─── SUPPLIED MATERIAL ───
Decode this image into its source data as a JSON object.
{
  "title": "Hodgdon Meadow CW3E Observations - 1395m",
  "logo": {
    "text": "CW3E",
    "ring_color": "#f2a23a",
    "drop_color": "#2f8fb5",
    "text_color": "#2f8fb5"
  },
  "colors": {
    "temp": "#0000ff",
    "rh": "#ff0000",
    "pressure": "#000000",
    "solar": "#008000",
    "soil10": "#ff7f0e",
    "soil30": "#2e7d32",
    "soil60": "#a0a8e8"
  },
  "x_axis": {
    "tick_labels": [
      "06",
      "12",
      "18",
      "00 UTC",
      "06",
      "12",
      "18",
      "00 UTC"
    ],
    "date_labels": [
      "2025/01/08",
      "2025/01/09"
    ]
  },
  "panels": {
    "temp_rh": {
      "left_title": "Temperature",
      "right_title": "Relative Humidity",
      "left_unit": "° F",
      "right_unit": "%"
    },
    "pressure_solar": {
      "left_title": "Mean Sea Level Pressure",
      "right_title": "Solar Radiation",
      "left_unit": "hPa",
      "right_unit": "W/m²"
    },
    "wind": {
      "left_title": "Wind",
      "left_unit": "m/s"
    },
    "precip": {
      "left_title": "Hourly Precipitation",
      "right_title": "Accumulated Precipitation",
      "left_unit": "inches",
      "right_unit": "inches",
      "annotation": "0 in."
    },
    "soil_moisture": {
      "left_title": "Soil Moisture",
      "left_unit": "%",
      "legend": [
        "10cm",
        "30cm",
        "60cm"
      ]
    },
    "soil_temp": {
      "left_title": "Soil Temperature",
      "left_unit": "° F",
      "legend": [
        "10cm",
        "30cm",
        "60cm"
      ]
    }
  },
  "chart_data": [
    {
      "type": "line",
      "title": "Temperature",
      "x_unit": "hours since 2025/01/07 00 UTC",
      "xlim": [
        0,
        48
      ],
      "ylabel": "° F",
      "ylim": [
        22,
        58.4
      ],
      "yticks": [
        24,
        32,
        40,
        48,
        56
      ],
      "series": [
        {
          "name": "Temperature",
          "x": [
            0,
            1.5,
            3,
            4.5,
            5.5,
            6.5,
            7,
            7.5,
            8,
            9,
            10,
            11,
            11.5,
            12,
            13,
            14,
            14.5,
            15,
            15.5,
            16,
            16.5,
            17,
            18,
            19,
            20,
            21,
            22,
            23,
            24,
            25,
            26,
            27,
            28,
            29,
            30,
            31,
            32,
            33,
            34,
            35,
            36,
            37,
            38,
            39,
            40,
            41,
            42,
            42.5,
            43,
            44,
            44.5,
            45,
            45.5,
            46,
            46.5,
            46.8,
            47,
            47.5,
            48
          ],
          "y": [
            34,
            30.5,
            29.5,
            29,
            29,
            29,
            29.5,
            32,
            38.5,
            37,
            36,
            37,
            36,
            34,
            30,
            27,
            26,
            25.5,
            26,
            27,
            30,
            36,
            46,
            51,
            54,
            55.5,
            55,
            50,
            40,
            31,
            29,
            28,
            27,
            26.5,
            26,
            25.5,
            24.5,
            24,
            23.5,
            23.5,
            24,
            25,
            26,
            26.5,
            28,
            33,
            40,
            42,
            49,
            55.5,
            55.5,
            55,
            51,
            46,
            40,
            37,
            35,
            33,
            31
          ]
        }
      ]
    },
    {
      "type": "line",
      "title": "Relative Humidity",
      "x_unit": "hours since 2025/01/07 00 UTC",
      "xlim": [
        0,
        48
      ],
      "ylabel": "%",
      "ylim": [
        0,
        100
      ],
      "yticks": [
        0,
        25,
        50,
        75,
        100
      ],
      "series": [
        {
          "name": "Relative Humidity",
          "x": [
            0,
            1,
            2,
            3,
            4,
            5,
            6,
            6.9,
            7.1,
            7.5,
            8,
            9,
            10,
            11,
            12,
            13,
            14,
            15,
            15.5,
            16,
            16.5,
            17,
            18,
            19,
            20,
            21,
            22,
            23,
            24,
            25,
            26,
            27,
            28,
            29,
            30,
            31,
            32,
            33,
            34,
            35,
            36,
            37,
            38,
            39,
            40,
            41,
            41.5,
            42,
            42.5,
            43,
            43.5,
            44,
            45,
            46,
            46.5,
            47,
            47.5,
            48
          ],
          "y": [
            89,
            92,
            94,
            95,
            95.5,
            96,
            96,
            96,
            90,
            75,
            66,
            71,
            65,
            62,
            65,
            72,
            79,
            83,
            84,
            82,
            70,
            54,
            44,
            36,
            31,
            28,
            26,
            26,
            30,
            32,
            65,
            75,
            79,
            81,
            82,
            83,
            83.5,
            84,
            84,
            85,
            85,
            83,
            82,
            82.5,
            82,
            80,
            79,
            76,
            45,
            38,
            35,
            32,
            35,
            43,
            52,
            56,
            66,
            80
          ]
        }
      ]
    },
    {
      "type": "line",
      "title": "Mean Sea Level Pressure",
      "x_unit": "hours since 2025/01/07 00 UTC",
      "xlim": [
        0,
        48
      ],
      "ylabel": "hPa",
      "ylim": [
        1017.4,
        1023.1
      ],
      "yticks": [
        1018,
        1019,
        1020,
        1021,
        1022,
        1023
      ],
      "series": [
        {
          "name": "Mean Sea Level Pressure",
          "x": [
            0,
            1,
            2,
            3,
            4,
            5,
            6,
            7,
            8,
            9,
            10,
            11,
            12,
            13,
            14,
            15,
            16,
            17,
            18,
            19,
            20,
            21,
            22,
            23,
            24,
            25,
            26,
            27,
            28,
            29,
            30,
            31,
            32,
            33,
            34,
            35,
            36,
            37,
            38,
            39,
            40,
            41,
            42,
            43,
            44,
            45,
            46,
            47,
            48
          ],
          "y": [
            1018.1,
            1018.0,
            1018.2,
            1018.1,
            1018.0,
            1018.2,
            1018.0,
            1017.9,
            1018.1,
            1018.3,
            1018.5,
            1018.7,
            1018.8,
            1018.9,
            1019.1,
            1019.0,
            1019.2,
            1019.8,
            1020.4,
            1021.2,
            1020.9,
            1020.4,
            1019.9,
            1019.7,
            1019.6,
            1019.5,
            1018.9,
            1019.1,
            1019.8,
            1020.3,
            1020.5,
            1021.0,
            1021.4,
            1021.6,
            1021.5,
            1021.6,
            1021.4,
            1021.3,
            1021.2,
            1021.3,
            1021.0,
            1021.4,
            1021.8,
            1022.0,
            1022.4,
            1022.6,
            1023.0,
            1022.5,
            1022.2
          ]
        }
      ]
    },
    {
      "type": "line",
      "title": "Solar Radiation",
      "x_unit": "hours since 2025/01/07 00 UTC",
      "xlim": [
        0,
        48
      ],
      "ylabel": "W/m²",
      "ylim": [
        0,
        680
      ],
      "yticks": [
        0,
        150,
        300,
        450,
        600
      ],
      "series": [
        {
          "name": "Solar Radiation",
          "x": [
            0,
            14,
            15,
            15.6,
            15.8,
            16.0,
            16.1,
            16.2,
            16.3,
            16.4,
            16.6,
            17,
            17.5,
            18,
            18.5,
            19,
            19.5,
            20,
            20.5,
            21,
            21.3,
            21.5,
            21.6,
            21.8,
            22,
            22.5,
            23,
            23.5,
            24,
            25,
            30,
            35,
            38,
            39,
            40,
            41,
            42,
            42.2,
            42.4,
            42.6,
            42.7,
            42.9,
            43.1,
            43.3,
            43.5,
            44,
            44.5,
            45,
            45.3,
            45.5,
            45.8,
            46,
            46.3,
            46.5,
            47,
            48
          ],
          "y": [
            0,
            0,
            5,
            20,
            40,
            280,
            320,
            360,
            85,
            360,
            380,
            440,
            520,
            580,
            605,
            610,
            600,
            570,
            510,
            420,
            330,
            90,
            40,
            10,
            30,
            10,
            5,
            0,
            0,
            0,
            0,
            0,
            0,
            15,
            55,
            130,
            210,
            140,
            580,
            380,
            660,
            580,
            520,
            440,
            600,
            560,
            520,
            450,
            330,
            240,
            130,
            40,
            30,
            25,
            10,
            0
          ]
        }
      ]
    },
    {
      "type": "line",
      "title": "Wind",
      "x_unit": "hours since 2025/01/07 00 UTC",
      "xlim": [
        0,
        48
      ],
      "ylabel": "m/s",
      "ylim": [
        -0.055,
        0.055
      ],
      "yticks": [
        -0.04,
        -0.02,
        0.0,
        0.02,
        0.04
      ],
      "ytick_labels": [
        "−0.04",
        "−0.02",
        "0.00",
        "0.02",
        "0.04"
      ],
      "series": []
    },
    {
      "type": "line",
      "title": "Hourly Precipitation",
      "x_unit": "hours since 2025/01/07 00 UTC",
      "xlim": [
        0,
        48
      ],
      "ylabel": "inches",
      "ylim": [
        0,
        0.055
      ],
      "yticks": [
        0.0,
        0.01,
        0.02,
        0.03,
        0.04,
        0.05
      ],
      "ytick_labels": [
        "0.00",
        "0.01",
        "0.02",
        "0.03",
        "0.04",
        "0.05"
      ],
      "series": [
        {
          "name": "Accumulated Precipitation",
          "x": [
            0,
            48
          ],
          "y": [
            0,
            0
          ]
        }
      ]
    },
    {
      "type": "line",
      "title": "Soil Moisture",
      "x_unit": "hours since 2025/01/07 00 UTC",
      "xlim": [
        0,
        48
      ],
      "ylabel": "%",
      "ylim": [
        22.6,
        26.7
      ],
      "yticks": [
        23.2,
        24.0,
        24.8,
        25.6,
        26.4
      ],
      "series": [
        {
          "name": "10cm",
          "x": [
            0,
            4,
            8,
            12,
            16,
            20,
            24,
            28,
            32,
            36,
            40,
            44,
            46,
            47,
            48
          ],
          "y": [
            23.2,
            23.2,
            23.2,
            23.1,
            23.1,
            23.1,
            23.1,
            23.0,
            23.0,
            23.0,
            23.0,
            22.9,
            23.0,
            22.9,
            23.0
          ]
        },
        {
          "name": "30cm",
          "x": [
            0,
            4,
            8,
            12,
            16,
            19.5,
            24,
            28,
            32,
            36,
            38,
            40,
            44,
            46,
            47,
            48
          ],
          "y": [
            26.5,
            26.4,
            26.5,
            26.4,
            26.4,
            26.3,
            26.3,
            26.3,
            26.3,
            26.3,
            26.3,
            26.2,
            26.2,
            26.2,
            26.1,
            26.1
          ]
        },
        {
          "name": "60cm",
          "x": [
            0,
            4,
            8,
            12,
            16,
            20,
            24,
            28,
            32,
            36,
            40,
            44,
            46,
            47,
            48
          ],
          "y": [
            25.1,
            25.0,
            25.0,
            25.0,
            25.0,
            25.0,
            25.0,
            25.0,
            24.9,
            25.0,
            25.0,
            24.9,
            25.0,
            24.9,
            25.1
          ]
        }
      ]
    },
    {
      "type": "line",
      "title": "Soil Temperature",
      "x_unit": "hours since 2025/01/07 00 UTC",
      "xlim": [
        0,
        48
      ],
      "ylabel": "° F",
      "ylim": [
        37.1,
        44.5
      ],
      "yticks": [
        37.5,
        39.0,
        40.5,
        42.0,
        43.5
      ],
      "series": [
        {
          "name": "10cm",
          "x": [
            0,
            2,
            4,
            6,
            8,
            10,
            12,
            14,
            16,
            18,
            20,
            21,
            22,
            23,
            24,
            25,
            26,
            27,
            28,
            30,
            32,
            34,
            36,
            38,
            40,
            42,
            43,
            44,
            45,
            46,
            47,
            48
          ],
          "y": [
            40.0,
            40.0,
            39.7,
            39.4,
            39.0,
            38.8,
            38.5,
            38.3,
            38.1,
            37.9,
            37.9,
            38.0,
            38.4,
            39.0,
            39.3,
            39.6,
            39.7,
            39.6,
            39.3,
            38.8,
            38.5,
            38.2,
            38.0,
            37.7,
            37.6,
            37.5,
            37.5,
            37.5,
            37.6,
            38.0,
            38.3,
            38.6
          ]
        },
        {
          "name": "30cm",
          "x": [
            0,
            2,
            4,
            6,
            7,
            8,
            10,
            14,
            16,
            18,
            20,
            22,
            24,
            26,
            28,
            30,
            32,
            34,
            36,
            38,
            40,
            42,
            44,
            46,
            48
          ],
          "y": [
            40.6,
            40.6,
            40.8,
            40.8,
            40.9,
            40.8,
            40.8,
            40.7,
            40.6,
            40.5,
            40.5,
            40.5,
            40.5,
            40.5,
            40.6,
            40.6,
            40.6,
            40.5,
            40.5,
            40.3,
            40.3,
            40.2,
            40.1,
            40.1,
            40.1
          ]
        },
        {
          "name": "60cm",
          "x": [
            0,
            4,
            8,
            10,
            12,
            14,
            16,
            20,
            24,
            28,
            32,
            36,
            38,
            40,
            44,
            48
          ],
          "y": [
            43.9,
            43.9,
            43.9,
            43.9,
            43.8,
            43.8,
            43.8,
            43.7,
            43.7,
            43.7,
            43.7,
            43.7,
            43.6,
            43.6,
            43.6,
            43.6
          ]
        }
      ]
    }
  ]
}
───
### [TASK DESCRIPTION]
Show every line above in which the word "Humidity" occurs.

### [EXERCISE RESULT]
      "right_title": "Relative Humidity",
      "title": "Relative Humidity",
          "name": "Relative Humidity",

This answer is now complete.